# Brief:
Verbatim output of all the material below is required.
--- Begin Provided data ---
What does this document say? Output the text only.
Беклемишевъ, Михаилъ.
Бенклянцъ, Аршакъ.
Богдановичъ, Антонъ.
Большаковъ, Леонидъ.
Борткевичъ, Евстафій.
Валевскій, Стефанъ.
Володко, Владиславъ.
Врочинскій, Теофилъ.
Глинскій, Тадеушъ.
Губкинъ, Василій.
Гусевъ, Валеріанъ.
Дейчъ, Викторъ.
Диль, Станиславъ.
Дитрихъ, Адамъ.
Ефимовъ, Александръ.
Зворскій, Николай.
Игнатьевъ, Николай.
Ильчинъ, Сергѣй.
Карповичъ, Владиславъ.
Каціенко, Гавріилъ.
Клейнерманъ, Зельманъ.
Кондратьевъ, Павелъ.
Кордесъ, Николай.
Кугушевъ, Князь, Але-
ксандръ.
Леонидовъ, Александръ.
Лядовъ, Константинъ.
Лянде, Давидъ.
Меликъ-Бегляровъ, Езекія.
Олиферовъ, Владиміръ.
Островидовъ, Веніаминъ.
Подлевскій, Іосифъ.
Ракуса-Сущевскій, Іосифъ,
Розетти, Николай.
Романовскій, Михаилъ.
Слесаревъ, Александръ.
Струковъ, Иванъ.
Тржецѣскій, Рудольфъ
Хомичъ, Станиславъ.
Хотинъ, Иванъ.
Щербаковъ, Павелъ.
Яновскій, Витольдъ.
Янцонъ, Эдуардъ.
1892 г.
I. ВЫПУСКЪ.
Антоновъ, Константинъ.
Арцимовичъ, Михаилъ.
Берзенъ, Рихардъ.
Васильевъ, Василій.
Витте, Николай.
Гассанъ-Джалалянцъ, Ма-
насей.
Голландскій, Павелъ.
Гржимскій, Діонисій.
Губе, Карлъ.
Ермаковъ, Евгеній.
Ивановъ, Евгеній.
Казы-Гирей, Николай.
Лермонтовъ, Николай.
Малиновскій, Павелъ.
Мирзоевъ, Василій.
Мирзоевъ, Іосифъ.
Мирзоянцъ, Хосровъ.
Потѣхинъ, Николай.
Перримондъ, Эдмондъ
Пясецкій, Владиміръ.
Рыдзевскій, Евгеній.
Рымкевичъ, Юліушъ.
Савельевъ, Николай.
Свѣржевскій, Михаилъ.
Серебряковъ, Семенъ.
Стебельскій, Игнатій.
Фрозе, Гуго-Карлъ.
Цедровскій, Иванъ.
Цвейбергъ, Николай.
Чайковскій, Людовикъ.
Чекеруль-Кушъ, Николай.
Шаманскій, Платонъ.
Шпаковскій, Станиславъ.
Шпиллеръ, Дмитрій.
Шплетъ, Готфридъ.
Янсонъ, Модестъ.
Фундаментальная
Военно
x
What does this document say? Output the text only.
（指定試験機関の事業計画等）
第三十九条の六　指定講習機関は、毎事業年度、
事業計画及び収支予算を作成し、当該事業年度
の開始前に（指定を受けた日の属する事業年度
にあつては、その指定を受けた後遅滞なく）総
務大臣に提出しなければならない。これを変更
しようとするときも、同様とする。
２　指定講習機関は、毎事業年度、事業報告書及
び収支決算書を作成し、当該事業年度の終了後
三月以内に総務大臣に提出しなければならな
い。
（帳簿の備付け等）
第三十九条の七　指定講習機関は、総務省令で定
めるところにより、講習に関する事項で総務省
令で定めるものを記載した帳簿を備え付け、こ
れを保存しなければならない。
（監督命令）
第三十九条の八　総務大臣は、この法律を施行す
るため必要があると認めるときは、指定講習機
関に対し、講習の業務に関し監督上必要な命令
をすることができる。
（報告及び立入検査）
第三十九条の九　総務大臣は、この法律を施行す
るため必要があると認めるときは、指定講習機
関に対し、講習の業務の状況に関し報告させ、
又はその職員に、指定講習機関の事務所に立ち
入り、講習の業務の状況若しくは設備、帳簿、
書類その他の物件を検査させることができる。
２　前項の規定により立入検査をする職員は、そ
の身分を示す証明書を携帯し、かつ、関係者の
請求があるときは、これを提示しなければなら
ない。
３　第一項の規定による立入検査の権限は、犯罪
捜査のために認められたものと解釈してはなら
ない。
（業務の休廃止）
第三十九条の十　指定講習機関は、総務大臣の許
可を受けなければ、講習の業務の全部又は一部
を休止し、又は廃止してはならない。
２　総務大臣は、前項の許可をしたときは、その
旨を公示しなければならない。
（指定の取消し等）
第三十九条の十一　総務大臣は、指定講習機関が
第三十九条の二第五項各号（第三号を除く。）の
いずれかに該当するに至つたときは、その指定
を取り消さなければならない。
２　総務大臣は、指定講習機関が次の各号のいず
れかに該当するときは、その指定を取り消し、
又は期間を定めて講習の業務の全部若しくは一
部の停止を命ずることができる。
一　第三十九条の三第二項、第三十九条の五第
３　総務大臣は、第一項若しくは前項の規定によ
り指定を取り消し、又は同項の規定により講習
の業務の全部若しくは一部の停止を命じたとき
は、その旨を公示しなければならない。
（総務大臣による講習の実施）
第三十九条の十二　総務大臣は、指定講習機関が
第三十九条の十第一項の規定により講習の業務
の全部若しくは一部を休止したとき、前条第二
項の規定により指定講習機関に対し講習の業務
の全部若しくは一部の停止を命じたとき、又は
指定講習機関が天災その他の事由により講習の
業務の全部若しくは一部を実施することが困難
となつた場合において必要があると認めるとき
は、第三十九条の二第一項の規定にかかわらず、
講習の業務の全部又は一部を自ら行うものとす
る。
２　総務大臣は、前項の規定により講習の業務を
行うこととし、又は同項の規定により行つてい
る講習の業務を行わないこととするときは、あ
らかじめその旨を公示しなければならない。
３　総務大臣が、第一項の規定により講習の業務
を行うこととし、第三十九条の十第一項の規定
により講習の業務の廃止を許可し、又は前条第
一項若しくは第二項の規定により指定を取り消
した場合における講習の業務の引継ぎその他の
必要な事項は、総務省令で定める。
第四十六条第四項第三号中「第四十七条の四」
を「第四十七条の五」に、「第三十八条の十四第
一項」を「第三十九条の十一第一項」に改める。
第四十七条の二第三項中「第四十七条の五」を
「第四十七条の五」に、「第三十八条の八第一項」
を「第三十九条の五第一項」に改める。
--- End Provided data ---
# Correct output:
What does this document say? Output the text only.
Беклемишевъ, Михаилъ.
Бенклянцъ, Аршакъ.
Богдановичъ, Антонъ.
Большаковъ, Леонидъ.
Борткевичъ, Евстафій.
Валевскій, Стефанъ.
Володко, Владиславъ.
Врочинскій, Теофилъ.
Глинскій, Тадеушъ.
Губкинъ, Василій.
Гусевъ, Валеріанъ.
Дейчъ, Викторъ.
Диль, Станиславъ.
Дитрихъ, Адамъ.
Ефимовъ, Александръ.
Зворскій, Николай.
Игнатьевъ, Николай.
Ильчинъ, Сергѣй.
Карповичъ, Владиславъ.
Каціенко, Гавріилъ.
Клейнерманъ, Зельманъ.
Кондратьевъ, Павелъ.
Кордесъ, Николай.
Кугушевъ, Князь, Але-
ксандръ.
Леонидовъ, Александръ.
Лядовъ, Константинъ.
Лянде, Давидъ.
Меликъ-Бегляровъ, Езекія.
Олиферовъ, Владиміръ.
Островидовъ, Веніаминъ.
Подлевскій, Іосифъ.
Ракуса-Сущевскій, Іосифъ,
Розетти, Николай.
Романовскій, Михаилъ.
Слесаревъ, Александръ.
Струковъ, Иванъ.
Тржецѣскій, Рудольфъ
Хомичъ, Станиславъ.
Хотинъ, Иванъ.
Щербаковъ, Павелъ.
Яновскій, Витольдъ.
Янцонъ, Эдуардъ.
1892 г.
I. ВЫПУСКЪ.
Антоновъ, Константинъ.
Арцимовичъ, Михаилъ.
Берзенъ, Рихардъ.
Васильевъ, Василій.
Витте, Николай.
Гассанъ-Джалалянцъ, Ма-
насей.
Голландскій, Павелъ.
Гржимскій, Діонисій.
Губе, Карлъ.
Ермаковъ, Евгеній.
Ивановъ, Евгеній.
Казы-Гирей, Николай.
Лермонтовъ, Николай.
Малиновскій, Павелъ.
Мирзоевъ, Василій.
Мирзоевъ, Іосифъ.
Мирзоянцъ, Хосровъ.
Потѣхинъ, Николай.
Перримондъ, Эдмондъ
Пясецкій, Владиміръ.
Рыдзевскій, Евгеній.
Рымкевичъ, Юліушъ.
Савельевъ, Николай.
Свѣржевскій, Михаилъ.
Серебряковъ, Семенъ.
Стебельскій, Игнатій.
Фрозе, Гуго-Карлъ.
Цедровскій, Иванъ.
Цвейбергъ, Николай.
Чайковскій, Людовикъ.
Чекеруль-Кушъ, Николай.
Шаманскій, Платонъ.
Шпаковскій, Станиславъ.
Шпиллеръ, Дмитрій.
Шплетъ, Готфридъ.
Янсонъ, Модестъ.
Фундаментальная
Военно
x
What does this document say? Output the text only.
（指定試験機関の事業計画等）
第三十九条の六　指定講習機関は、毎事業年度、
事業計画及び収支予算を作成し、当該事業年度
の開始前に（指定を受けた日の属する事業年度
にあつては、その指定を受けた後遅滞なく）総
務大臣に提出しなければならない。これを変更
しようとするときも、同様とする。
２　指定講習機関は、毎事業年度、事業報告書及
び収支決算書を作成し、当該事業年度の終了後
三月以内に総務大臣に提出しなければならな
い。
（帳簿の備付け等）
第三十九条の七　指定講習機関は、総務省令で定
めるところにより、講習に関する事項で総務省
令で定めるものを記載した帳簿を備え付け、こ
れを保存しなければならない。
（監督命令）
第三十九条の八　総務大臣は、この法律を施行す
るため必要があると認めるときは、指定講習機
関に対し、講習の業務に関し監督上必要な命令
をすることができる。
（報告及び立入検査）
第三十九条の九　総務大臣は、この法律を施行す
るため必要があると認めるときは、指定講習機
関に対し、講習の業務の状況に関し報告させ、
又はその職員に、指定講習機関の事務所に立ち
入り、講習の業務の状況若しくは設備、帳簿、
書類その他の物件を検査させることができる。
２　前項の規定により立入検査をする職員は、そ
の身分を示す証明書を携帯し、かつ、関係者の
請求があるときは、これを提示しなければなら
ない。
３　第一項の規定による立入検査の権限は、犯罪
捜査のために認められたものと解釈してはなら
ない。
（業務の休廃止）
第三十九条の十　指定講習機関は、総務大臣の許
可を受けなければ、講習の業務の全部又は一部
を休止し、又は廃止してはならない。
２　総務大臣は、前項の許可をしたときは、その
旨を公示しなければならない。
（指定の取消し等）
第三十九条の十一　総務大臣は、指定講習機関が
第三十九条の二第五項各号（第三号を除く。）の
いずれかに該当するに至つたときは、その指定
を取り消さなければならない。
２　総務大臣は、指定講習機関が次の各号のいず
れかに該当するときは、その指定を取り消し、
又は期間を定めて講習の業務の全部若しくは一
部の停止を命ずることができる。
一　第三十九条の三第二項、第三十九条の五第
３　総務大臣は、第一項若しくは前項の規定によ
り指定を取り消し、又は同項の規定により講習
の業務の全部若しくは一部の停止を命じたとき
は、その旨を公示しなければならない。
（総務大臣による講習の実施）
第三十九条の十二　総務大臣は、指定講習機関が
第三十九条の十第一項の規定により講習の業務
の全部若しくは一部を休止したとき、前条第二
項の規定により指定講習機関に対し講習の業務
の全部若しくは一部の停止を命じたとき、又は
指定講習機関が天災その他の事由により講習の
業務の全部若しくは一部を実施することが困難
となつた場合において必要があると認めるとき
は、第三十九条の二第一項の規定にかかわらず、
講習の業務の全部又は一部を自ら行うものとす
る。
２　総務大臣は、前項の規定により講習の業務を
行うこととし、又は同項の規定により行つてい
る講習の業務を行わないこととするときは、あ
らかじめその旨を公示しなければならない。
３　総務大臣が、第一項の規定により講習の業務
を行うこととし、第三十九条の十第一項の規定
により講習の業務の廃止を許可し、又は前条第
一項若しくは第二項の規定により指定を取り消
した場合における講習の業務の引継ぎその他の
必要な事項は、総務省令で定める。
第四十六条第四項第三号中「第四十七条の四」
を「第四十七条の五」に、「第三十八条の十四第
一項」を「第三十九条の十一第一項」に改める。
第四十七条の二第三項中「第四十七条の五」を
「第四十七条の五」に、「第三十八条の八第一項」
を「第三十九条の五第一項」に改める。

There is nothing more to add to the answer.